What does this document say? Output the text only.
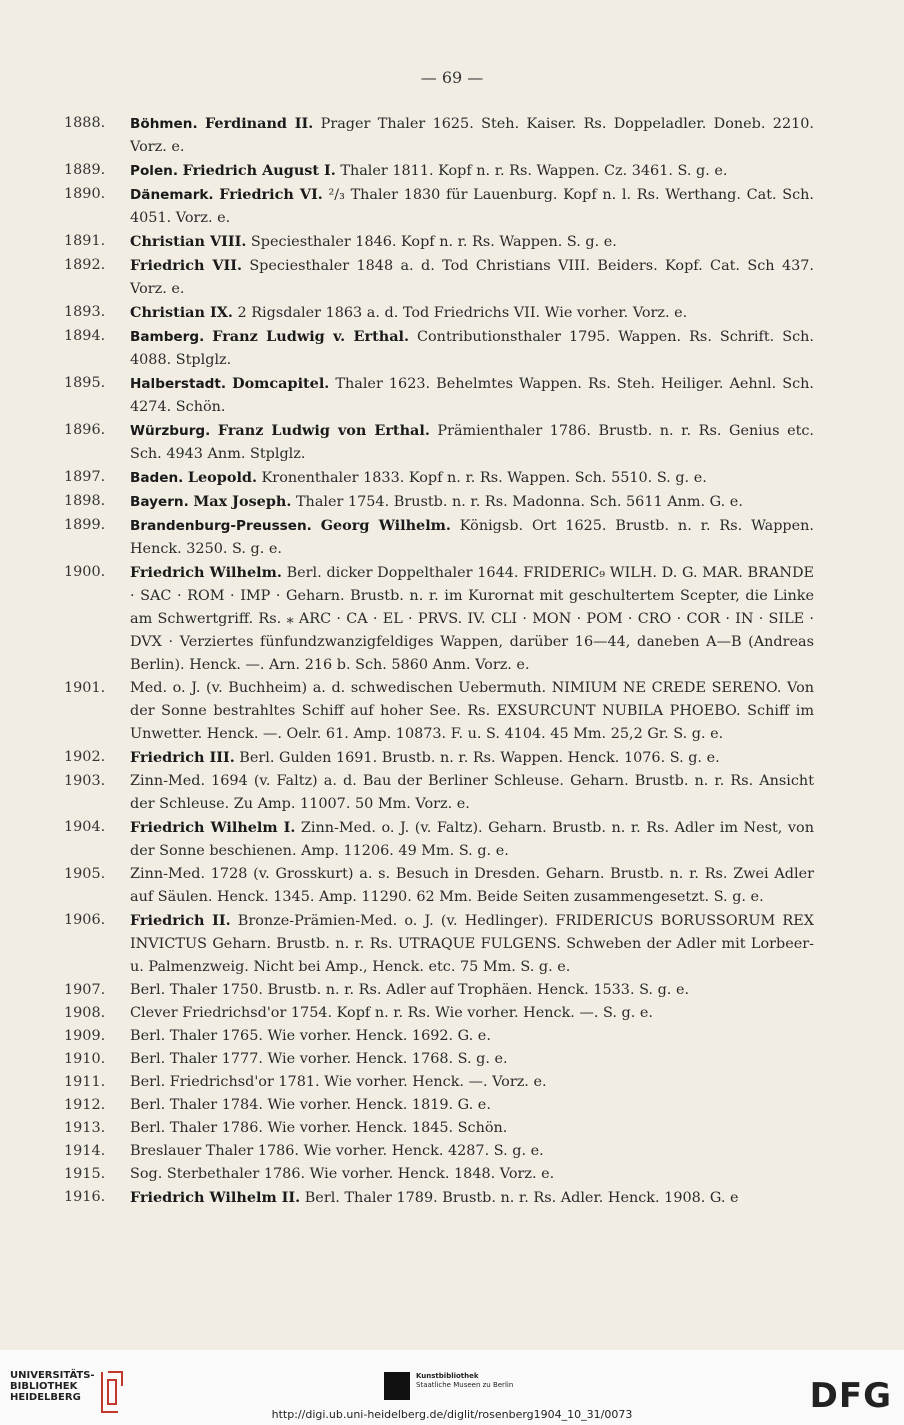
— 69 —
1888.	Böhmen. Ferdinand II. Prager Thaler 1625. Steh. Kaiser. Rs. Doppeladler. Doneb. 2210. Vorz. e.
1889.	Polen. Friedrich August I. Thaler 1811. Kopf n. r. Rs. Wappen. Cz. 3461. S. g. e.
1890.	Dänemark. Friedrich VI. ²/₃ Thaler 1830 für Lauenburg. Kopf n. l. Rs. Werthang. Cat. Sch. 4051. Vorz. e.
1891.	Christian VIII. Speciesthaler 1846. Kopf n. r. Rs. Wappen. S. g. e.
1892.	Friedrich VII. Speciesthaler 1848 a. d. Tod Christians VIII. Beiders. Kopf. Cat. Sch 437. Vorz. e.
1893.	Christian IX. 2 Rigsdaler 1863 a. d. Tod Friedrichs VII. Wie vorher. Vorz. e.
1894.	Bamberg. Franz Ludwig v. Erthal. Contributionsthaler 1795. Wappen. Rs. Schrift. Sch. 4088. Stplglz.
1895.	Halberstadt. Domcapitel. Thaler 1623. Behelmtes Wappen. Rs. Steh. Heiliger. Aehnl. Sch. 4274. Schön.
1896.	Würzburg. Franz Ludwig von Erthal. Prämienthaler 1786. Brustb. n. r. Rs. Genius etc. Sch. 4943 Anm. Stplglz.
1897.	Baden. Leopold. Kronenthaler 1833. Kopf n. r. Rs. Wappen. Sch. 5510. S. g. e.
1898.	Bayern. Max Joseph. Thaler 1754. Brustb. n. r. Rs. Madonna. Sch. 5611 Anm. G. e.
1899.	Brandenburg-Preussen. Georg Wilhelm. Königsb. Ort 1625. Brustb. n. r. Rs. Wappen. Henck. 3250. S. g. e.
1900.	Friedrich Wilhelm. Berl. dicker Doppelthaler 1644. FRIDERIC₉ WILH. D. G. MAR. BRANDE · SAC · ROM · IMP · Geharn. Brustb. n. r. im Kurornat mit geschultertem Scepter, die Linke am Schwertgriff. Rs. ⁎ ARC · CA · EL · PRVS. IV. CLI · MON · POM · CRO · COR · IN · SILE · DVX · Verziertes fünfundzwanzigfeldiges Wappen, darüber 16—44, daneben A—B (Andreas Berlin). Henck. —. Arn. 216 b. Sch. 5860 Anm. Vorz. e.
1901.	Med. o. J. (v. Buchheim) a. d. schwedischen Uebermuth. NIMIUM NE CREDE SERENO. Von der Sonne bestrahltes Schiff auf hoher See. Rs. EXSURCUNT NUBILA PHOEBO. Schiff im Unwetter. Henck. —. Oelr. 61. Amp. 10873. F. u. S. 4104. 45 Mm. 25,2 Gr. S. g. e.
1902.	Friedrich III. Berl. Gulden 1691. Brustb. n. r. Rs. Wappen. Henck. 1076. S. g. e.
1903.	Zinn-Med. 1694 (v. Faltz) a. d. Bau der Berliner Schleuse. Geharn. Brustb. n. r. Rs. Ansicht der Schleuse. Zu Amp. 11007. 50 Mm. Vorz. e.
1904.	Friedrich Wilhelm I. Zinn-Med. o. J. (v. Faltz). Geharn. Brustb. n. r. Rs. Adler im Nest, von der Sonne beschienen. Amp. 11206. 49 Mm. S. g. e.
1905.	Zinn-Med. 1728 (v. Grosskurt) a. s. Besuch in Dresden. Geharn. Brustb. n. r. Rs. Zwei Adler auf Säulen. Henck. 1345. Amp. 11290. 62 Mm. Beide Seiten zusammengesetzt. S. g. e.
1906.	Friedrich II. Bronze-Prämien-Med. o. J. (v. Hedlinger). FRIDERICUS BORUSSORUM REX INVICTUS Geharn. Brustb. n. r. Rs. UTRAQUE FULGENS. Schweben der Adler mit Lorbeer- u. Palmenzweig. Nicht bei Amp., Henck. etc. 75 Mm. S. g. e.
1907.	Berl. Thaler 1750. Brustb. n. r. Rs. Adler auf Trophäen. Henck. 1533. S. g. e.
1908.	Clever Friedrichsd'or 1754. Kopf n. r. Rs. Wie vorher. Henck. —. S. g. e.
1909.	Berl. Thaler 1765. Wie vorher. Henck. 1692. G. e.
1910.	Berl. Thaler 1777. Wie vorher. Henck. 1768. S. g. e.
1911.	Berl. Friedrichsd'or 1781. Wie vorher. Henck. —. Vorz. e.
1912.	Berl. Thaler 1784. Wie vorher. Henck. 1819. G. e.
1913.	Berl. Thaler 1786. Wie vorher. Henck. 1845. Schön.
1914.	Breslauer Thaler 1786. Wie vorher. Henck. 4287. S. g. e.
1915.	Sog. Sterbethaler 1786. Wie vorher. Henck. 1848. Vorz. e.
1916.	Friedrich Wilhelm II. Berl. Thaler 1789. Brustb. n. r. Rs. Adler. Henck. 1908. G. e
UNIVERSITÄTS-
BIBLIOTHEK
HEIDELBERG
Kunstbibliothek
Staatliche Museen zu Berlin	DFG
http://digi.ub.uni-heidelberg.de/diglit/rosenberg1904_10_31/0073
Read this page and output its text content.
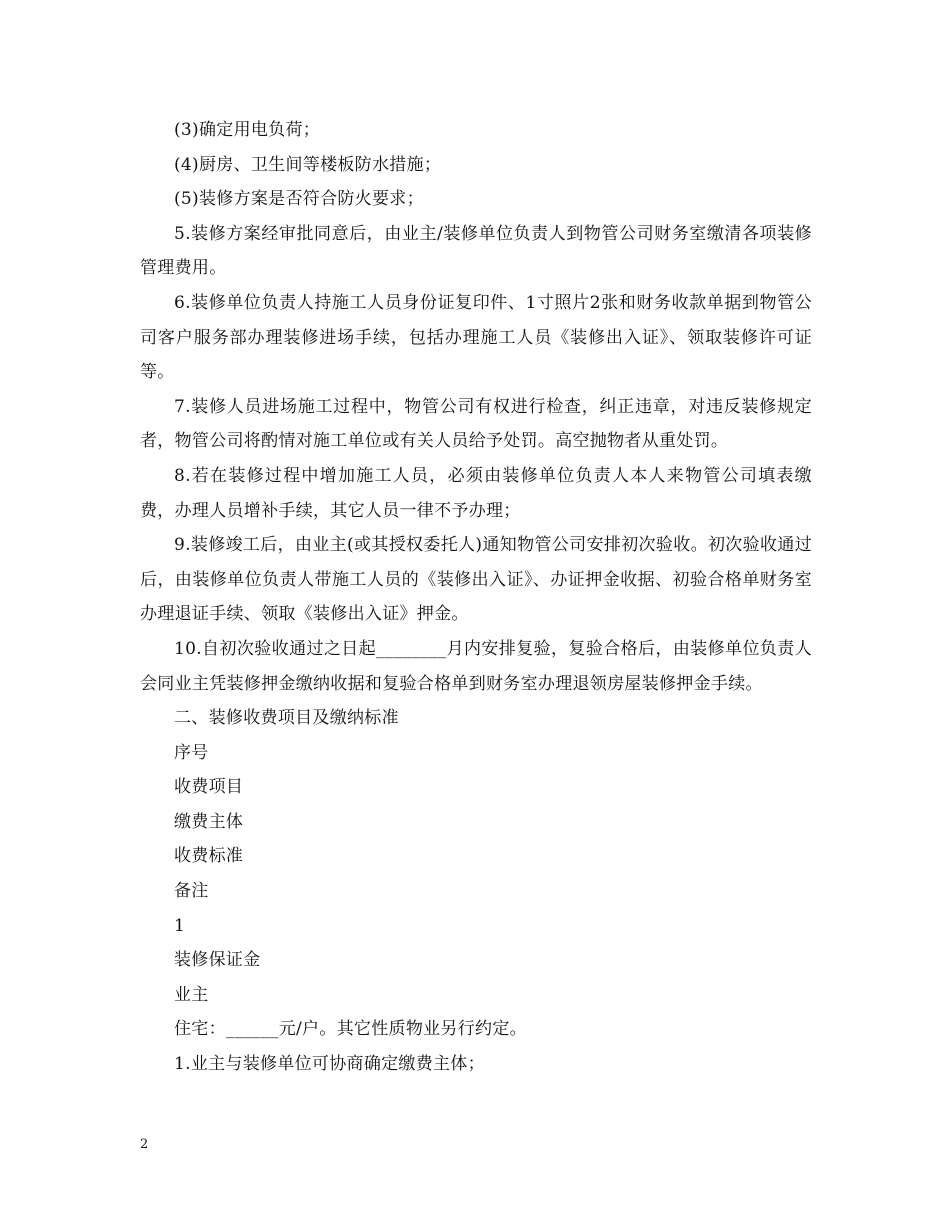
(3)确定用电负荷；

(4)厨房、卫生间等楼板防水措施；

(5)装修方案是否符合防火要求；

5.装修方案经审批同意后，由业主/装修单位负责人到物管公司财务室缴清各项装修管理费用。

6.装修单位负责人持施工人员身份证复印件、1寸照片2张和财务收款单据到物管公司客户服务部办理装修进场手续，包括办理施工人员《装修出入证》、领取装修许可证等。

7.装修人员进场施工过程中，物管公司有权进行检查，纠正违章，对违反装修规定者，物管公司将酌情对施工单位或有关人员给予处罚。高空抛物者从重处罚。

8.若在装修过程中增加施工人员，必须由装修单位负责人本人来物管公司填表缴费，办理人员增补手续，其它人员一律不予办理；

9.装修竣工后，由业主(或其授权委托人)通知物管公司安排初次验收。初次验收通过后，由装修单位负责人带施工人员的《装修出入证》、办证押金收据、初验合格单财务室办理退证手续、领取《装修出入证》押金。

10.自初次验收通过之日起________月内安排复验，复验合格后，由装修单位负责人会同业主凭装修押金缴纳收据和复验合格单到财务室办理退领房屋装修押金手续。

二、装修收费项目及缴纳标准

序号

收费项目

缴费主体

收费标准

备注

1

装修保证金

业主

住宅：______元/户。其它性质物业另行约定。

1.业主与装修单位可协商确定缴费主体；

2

• • •

- [REQUEST] Transcribe each entry precisely as given, leaving the pictures out.

- [SOLUTION TO THE EXERCISE]
What does this document say? Output the text only.
— 69 —
1888.	Böhmen. Ferdinand II. Prager Thaler 1625. Steh. Kaiser. Rs. Doppeladler. Doneb. 2210. Vorz. e.
1889.	Polen. Friedrich August I. Thaler 1811. Kopf n. r. Rs. Wappen. Cz. 3461. S. g. e.
1890.	Dänemark. Friedrich VI. ²/₃ Thaler 1830 für Lauenburg. Kopf n. l. Rs. Werthang. Cat. Sch. 4051. Vorz. e.
1891.	Christian VIII. Speciesthaler 1846. Kopf n. r. Rs. Wappen. S. g. e.
1892.	Friedrich VII. Speciesthaler 1848 a. d. Tod Christians VIII. Beiders. Kopf. Cat. Sch 437. Vorz. e.
1893.	Christian IX. 2 Rigsdaler 1863 a. d. Tod Friedrichs VII. Wie vorher. Vorz. e.
1894.	Bamberg. Franz Ludwig v. Erthal. Contributionsthaler 1795. Wappen. Rs. Schrift. Sch. 4088. Stplglz.
1895.	Halberstadt. Domcapitel. Thaler 1623. Behelmtes Wappen. Rs. Steh. Heiliger. Aehnl. Sch. 4274. Schön.
1896.	Würzburg. Franz Ludwig von Erthal. Prämienthaler 1786. Brustb. n. r. Rs. Genius etc. Sch. 4943 Anm. Stplglz.
1897.	Baden. Leopold. Kronenthaler 1833. Kopf n. r. Rs. Wappen. Sch. 5510. S. g. e.
1898.	Bayern. Max Joseph. Thaler 1754. Brustb. n. r. Rs. Madonna. Sch. 5611 Anm. G. e.
1899.	Brandenburg-Preussen. Georg Wilhelm. Königsb. Ort 1625. Brustb. n. r. Rs. Wappen. Henck. 3250. S. g. e.
1900.	Friedrich Wilhelm. Berl. dicker Doppelthaler 1644. FRIDERIC₉ WILH. D. G. MAR. BRANDE · SAC · ROM · IMP · Geharn. Brustb. n. r. im Kurornat mit geschultertem Scepter, die Linke am Schwertgriff. Rs. ⁎ ARC · CA · EL · PRVS. IV. CLI · MON · POM · CRO · COR · IN · SILE · DVX · Verziertes fünfundzwanzigfeldiges Wappen, darüber 16—44, daneben A—B (Andreas Berlin). Henck. —. Arn. 216 b. Sch. 5860 Anm. Vorz. e.
1901.	Med. o. J. (v. Buchheim) a. d. schwedischen Uebermuth. NIMIUM NE CREDE SERENO. Von der Sonne bestrahltes Schiff auf hoher See. Rs. EXSURCUNT NUBILA PHOEBO. Schiff im Unwetter. Henck. —. Oelr. 61. Amp. 10873. F. u. S. 4104. 45 Mm. 25,2 Gr. S. g. e.
1902.	Friedrich III. Berl. Gulden 1691. Brustb. n. r. Rs. Wappen. Henck. 1076. S. g. e.
1903.	Zinn-Med. 1694 (v. Faltz) a. d. Bau der Berliner Schleuse. Geharn. Brustb. n. r. Rs. Ansicht der Schleuse. Zu Amp. 11007. 50 Mm. Vorz. e.
1904.	Friedrich Wilhelm I. Zinn-Med. o. J. (v. Faltz). Geharn. Brustb. n. r. Rs. Adler im Nest, von der Sonne beschienen. Amp. 11206. 49 Mm. S. g. e.
1905.	Zinn-Med. 1728 (v. Grosskurt) a. s. Besuch in Dresden. Geharn. Brustb. n. r. Rs. Zwei Adler auf Säulen. Henck. 1345. Amp. 11290. 62 Mm. Beide Seiten zusammengesetzt. S. g. e.
1906.	Friedrich II. Bronze-Prämien-Med. o. J. (v. Hedlinger). FRIDERICUS BORUSSORUM REX INVICTUS Geharn. Brustb. n. r. Rs. UTRAQUE FULGENS. Schweben der Adler mit Lorbeer- u. Palmenzweig. Nicht bei Amp., Henck. etc. 75 Mm. S. g. e.
1907.	Berl. Thaler 1750. Brustb. n. r. Rs. Adler auf Trophäen. Henck. 1533. S. g. e.
1908.	Clever Friedrichsd'or 1754. Kopf n. r. Rs. Wie vorher. Henck. —. S. g. e.
1909.	Berl. Thaler 1765. Wie vorher. Henck. 1692. G. e.
1910.	Berl. Thaler 1777. Wie vorher. Henck. 1768. S. g. e.
1911.	Berl. Friedrichsd'or 1781. Wie vorher. Henck. —. Vorz. e.
1912.	Berl. Thaler 1784. Wie vorher. Henck. 1819. G. e.
1913.	Berl. Thaler 1786. Wie vorher. Henck. 1845. Schön.
1914.	Breslauer Thaler 1786. Wie vorher. Henck. 4287. S. g. e.
1915.	Sog. Sterbethaler 1786. Wie vorher. Henck. 1848. Vorz. e.
1916.	Friedrich Wilhelm II. Berl. Thaler 1789. Brustb. n. r. Rs. Adler. Henck. 1908. G. e
UNIVERSITÄTS-
BIBLIOTHEK
HEIDELBERG
Kunstbibliothek
Staatliche Museen zu Berlin	DFG
http://digi.ub.uni-heidelberg.de/diglit/rosenberg1904_10_31/0073
Read this page and output its text content.
(3)确定用电负荷；

(4)厨房、卫生间等楼板防水措施；

(5)装修方案是否符合防火要求；

5.装修方案经审批同意后，由业主/装修单位负责人到物管公司财务室缴清各项装修管理费用。

6.装修单位负责人持施工人员身份证复印件、1寸照片2张和财务收款单据到物管公司客户服务部办理装修进场手续，包括办理施工人员《装修出入证》、领取装修许可证等。

7.装修人员进场施工过程中，物管公司有权进行检查，纠正违章，对违反装修规定者，物管公司将酌情对施工单位或有关人员给予处罚。高空抛物者从重处罚。

8.若在装修过程中增加施工人员，必须由装修单位负责人本人来物管公司填表缴费，办理人员增补手续，其它人员一律不予办理；

9.装修竣工后，由业主(或其授权委托人)通知物管公司安排初次验收。初次验收通过后，由装修单位负责人带施工人员的《装修出入证》、办证押金收据、初验合格单财务室办理退证手续、领取《装修出入证》押金。

10.自初次验收通过之日起________月内安排复验，复验合格后，由装修单位负责人会同业主凭装修押金缴纳收据和复验合格单到财务室办理退领房屋装修押金手续。

二、装修收费项目及缴纳标准

序号

收费项目

缴费主体

收费标准

备注

1

装修保证金

业主

住宅：______元/户。其它性质物业另行约定。

1.业主与装修单位可协商确定缴费主体；

2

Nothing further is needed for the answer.